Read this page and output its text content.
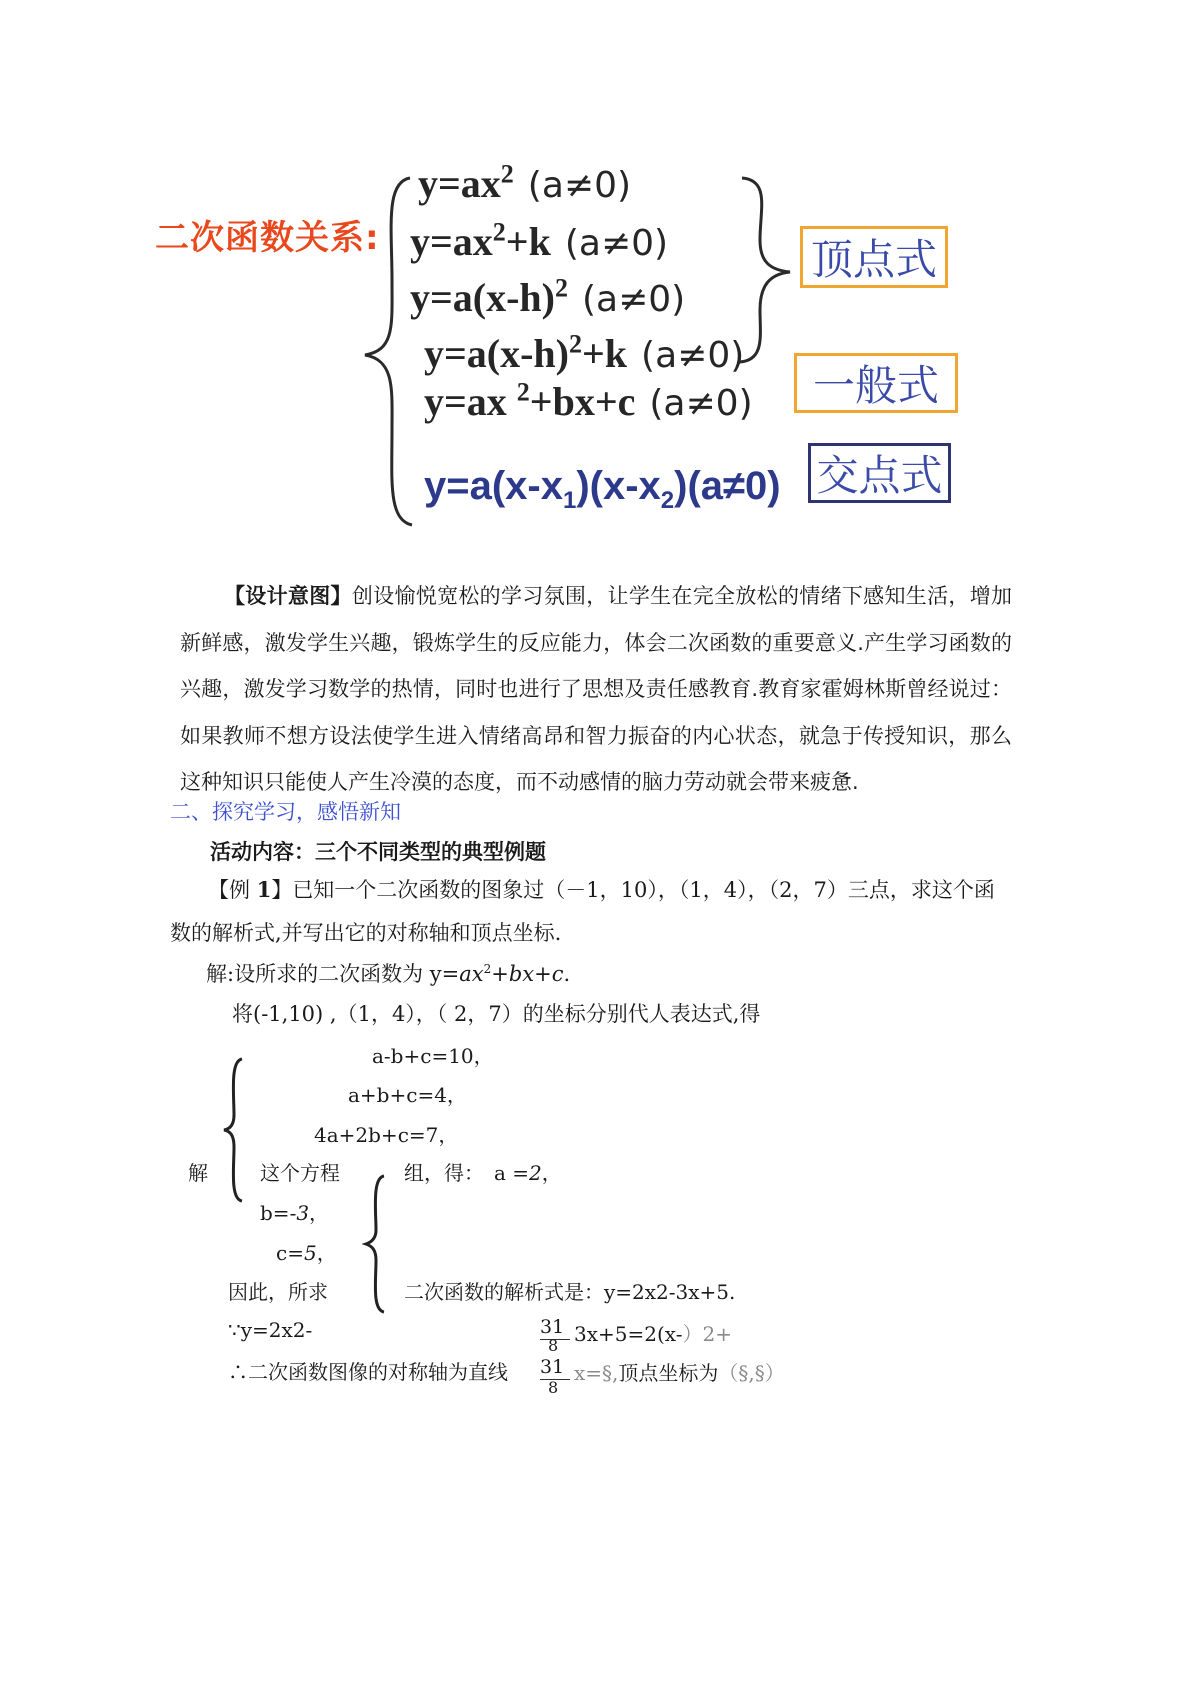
二次函数关系:
$y=ax^2$ (a≠0)
$y=ax^2+k$ (a≠0)
$y=a(x-h)^2$ (a≠0)
$y=a(x-h)^2+k$ (a≠0)
y=ax $^2$+bx+c (a≠0)
$y=a(x-x_1)(x-x_2)(a\ne 0)$
顶点式
一般式
交点式
【设计意图】创设愉悦宽松的学习氛围，让学生在完全放松的情绪下感知生活，增加新鲜感，激发学生兴趣，锻炼学生的反应能力，体会二次函数的重要意义.产生学习函数的兴趣，激发学习数学的热情，同时也进行了思想及责任感教育.教育家霍姆林斯曾经说过：如果教师不想方设法使学生进入情绪高昂和智力振奋的内心状态，就急于传授知识，那么这种知识只能使人产生冷漠的态度，而不动感情的脑力劳动就会带来疲惫.
二、探究学习，感悟新知
活动内容：三个不同类型的典型例题
【例 1】已知一个二次函数的图象过（－1，10），（1，4），（2，7）三点，求这个函
数的解析式,并写出它的对称轴和顶点坐标.
解:设所求的二次函数为 $y=ax^2+bx+c$.
将(-1,10) ,（1，4），（ 2，7）的坐标分别代人表达式,得
a-b+c=10，
a+b+c=4，
4a+2b+c=7，
解	这个方程	组，得： a =2，
b=-3，
c=5，
因此，所求	二次函数的解析式是：y=2x2-3x+5.
∵y=2x2-	31
8 3x+5=2(x-）2+
∴二次函数图像的对称轴为直线 31
8
x=§,顶点坐标为（§,§）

____________

**Set problem**: Return to the listing above and set it down exactly, leaving out its pictures.

**Correct response**:
Read this page and output its text content.
二次函数关系:
$y=ax^2$ (a≠0)
$y=ax^2+k$ (a≠0)
$y=a(x-h)^2$ (a≠0)
$y=a(x-h)^2+k$ (a≠0)
y=ax $^2$+bx+c (a≠0)
$y=a(x-x_1)(x-x_2)(a\ne 0)$
顶点式
一般式
交点式
【设计意图】创设愉悦宽松的学习氛围，让学生在完全放松的情绪下感知生活，增加新鲜感，激发学生兴趣，锻炼学生的反应能力，体会二次函数的重要意义.产生学习函数的兴趣，激发学习数学的热情，同时也进行了思想及责任感教育.教育家霍姆林斯曾经说过：如果教师不想方设法使学生进入情绪高昂和智力振奋的内心状态，就急于传授知识，那么这种知识只能使人产生冷漠的态度，而不动感情的脑力劳动就会带来疲惫.
二、探究学习，感悟新知
活动内容：三个不同类型的典型例题
【例 1】已知一个二次函数的图象过（－1，10），（1，4），（2，7）三点，求这个函
数的解析式,并写出它的对称轴和顶点坐标.
解:设所求的二次函数为 $y=ax^2+bx+c$.
将(-1,10) ,（1，4），（ 2，7）的坐标分别代人表达式,得
a-b+c=10，
a+b+c=4，
4a+2b+c=7，
解	这个方程	组，得： a =2，
b=-3，
c=5，
因此，所求	二次函数的解析式是：y=2x2-3x+5.
∵y=2x2-	31
8 3x+5=2(x-）2+
∴二次函数图像的对称轴为直线 31
8
x=§,顶点坐标为（§,§）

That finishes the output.